**EXERCISE DIRECTIONS:**
Search the records for "Platonic". Copy every line where it appears.
==============================
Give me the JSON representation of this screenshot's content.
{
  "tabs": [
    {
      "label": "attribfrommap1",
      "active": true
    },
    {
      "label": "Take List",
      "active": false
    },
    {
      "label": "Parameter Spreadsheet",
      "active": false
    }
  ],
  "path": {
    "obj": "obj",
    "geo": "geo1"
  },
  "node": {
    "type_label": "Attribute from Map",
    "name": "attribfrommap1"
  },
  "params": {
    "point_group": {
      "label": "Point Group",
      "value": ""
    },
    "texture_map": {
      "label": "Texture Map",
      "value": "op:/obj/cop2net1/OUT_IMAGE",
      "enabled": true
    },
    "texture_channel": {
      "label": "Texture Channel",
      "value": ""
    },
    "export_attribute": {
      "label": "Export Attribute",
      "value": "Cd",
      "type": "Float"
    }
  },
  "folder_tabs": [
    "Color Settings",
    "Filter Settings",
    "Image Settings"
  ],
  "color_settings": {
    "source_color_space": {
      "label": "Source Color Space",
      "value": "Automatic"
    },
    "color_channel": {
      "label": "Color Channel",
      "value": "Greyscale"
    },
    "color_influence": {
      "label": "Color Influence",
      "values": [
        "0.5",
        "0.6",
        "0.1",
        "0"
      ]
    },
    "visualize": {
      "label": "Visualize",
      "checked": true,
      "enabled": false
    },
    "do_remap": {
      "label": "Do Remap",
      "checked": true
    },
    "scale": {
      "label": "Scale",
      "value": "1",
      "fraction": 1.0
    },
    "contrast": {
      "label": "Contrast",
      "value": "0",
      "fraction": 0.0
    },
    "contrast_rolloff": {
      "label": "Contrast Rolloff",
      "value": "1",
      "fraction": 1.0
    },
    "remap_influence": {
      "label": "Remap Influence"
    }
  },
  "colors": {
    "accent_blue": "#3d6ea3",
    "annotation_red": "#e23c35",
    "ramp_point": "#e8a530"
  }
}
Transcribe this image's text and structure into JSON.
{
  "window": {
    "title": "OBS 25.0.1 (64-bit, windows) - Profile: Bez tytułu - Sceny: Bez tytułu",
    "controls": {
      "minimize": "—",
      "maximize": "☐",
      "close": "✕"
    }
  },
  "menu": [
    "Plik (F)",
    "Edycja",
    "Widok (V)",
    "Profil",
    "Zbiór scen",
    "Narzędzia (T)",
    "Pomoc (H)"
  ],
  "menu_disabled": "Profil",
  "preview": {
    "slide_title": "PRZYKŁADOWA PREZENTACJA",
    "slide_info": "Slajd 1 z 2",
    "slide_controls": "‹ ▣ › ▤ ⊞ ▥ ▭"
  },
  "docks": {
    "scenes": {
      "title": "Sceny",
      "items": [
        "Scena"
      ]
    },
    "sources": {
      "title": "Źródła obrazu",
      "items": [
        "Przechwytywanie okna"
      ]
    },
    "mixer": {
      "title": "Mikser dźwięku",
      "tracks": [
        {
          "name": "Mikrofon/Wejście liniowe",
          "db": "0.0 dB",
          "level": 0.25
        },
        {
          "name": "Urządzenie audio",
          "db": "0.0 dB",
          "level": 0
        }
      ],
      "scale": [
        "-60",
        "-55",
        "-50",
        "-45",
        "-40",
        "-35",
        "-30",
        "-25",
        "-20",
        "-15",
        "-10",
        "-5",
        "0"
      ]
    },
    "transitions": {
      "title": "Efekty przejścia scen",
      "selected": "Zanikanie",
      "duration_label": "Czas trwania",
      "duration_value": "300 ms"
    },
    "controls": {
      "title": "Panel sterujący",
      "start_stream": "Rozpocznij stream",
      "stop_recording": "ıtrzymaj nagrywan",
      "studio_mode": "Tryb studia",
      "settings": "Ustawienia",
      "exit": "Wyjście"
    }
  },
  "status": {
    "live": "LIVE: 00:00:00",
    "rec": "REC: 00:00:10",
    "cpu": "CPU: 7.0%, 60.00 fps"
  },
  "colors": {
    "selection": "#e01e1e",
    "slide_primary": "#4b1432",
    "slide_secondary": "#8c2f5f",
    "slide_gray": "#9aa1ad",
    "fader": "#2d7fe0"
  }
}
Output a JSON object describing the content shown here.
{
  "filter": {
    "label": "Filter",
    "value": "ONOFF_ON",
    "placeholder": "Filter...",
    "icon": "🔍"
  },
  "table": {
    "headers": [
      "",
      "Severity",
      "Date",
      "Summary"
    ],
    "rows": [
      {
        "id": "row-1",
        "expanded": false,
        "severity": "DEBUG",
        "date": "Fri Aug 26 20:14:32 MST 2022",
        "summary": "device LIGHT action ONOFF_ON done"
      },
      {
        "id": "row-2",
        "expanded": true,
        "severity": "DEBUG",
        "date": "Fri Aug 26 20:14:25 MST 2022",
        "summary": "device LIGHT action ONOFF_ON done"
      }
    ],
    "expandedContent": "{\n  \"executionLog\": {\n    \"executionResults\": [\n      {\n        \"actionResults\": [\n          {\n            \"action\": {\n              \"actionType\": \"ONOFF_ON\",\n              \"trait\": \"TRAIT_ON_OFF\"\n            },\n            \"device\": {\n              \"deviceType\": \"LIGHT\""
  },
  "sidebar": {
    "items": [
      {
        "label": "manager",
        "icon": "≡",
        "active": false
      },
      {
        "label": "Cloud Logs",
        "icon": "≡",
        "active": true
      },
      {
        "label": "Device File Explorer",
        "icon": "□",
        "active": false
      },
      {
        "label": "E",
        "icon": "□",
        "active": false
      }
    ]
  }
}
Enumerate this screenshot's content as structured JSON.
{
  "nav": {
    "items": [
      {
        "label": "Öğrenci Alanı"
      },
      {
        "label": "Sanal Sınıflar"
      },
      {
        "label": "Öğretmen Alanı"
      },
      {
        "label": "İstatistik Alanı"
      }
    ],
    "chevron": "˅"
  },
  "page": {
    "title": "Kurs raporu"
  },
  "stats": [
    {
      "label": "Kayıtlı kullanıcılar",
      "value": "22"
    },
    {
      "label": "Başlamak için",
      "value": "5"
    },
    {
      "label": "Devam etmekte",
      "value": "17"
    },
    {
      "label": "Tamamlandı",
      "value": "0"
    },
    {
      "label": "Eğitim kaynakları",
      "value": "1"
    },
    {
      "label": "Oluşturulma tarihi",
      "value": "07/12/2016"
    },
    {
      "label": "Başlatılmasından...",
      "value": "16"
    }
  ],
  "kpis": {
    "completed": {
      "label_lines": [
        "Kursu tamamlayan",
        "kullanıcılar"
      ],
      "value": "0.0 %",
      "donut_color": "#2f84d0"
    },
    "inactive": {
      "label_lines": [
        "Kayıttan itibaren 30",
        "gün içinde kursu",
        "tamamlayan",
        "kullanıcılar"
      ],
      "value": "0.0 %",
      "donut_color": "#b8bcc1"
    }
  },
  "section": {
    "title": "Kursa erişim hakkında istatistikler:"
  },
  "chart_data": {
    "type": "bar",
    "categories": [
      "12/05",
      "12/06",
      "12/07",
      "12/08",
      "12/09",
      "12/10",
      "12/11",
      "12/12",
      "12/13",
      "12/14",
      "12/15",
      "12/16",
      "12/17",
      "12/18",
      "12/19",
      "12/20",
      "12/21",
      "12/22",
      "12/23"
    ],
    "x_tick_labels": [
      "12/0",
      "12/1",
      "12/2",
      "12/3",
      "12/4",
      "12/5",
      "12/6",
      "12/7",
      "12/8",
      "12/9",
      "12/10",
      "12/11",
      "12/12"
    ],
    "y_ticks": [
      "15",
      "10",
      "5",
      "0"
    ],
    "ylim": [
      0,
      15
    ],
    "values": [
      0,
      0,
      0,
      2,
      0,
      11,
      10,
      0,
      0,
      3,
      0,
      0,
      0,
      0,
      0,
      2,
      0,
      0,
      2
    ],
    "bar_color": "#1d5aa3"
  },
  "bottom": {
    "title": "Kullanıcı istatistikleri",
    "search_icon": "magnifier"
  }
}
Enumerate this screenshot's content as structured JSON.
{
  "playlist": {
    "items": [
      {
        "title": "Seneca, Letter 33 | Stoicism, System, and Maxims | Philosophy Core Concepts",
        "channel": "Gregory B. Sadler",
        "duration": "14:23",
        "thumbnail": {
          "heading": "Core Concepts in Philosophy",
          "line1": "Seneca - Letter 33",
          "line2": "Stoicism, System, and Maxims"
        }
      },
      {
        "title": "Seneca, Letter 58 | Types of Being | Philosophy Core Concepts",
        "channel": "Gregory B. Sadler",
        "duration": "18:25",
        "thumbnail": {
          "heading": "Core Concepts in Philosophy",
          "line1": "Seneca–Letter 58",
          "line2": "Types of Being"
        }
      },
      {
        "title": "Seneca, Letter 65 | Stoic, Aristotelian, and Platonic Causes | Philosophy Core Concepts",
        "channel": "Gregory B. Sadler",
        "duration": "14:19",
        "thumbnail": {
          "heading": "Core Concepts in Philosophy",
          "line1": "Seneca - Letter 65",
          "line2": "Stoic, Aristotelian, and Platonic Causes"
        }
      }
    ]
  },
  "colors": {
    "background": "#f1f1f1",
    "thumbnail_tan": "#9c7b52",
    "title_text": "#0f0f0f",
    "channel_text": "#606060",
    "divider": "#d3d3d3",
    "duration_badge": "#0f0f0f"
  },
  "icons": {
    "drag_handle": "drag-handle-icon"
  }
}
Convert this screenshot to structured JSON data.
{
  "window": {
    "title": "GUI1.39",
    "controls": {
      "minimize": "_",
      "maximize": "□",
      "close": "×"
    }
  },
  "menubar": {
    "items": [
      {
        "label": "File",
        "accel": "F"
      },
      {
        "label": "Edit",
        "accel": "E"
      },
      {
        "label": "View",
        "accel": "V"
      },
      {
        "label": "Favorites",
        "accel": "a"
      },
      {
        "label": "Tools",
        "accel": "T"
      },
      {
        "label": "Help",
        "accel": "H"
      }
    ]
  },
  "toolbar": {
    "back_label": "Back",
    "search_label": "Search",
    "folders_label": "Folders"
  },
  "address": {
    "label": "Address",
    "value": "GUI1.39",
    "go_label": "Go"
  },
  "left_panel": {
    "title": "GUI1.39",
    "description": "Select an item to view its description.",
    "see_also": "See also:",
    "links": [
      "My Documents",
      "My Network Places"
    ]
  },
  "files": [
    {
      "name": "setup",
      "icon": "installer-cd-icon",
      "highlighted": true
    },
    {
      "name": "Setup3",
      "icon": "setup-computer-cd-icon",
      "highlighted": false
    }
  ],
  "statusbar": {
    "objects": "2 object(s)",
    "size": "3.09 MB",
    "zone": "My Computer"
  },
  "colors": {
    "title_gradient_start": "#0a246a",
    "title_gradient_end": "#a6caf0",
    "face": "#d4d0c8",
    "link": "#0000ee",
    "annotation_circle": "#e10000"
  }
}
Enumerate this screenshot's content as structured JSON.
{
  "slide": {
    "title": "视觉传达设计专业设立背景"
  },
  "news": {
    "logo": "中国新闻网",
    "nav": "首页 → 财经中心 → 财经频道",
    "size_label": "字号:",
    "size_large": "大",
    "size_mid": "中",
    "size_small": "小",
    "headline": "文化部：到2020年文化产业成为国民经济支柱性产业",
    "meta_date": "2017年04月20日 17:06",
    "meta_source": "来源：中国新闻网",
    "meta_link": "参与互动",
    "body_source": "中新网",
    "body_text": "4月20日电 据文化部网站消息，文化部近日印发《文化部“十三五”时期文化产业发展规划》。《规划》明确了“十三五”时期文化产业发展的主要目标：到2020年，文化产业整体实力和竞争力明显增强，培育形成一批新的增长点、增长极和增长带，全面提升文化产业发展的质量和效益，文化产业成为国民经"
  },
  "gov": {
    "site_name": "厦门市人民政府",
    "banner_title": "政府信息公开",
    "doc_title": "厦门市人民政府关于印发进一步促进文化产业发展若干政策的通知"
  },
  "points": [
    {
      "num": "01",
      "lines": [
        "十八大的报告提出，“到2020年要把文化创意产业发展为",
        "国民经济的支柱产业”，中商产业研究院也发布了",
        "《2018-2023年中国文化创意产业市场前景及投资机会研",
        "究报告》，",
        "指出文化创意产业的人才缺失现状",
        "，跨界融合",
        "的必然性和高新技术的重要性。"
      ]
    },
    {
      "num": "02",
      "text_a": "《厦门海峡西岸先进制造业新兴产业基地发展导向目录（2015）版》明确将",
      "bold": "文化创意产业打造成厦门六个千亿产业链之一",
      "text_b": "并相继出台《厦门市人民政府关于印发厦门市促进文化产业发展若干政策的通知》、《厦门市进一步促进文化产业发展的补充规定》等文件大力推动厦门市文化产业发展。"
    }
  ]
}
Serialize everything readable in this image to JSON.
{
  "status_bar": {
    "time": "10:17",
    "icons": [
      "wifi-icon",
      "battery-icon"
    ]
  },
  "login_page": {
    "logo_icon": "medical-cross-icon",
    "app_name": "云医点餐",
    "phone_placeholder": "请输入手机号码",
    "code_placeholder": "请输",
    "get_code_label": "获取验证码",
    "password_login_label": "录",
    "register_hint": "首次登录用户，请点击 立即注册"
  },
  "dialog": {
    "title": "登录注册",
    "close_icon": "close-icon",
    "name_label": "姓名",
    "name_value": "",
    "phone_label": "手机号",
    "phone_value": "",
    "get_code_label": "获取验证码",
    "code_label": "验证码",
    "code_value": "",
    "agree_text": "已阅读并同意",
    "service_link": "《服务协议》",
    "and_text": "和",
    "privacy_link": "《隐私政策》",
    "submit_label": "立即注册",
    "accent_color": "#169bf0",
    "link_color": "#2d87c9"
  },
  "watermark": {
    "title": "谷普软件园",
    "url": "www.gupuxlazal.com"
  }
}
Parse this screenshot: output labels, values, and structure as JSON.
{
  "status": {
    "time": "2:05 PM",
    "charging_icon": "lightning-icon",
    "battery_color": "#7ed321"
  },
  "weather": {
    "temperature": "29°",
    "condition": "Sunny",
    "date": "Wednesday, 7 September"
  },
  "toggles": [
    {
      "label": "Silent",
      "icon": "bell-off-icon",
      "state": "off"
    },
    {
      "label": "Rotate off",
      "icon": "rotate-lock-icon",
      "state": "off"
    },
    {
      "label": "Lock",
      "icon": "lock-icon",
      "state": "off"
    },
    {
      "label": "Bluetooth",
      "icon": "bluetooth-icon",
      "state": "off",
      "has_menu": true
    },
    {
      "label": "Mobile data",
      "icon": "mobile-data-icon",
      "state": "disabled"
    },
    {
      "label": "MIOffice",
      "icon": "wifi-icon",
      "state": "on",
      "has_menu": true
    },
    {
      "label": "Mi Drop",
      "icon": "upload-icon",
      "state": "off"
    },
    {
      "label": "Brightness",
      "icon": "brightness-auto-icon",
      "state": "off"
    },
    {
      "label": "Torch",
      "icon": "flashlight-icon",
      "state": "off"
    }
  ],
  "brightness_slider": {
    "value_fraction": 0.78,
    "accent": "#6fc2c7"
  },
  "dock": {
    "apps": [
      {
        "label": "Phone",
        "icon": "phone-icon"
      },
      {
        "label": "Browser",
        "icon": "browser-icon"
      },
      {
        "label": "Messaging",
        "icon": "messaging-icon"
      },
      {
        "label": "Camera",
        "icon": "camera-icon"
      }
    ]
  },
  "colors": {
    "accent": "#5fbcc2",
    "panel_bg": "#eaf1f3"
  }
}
==============================
**EXPECTED OUTPUT:**
        "title": "Seneca, Letter 65 | Stoic, Aristotelian, and Platonic Causes | Philosophy Core Concepts",
          "line2": "Stoic, Aristotelian, and Platonic Causes"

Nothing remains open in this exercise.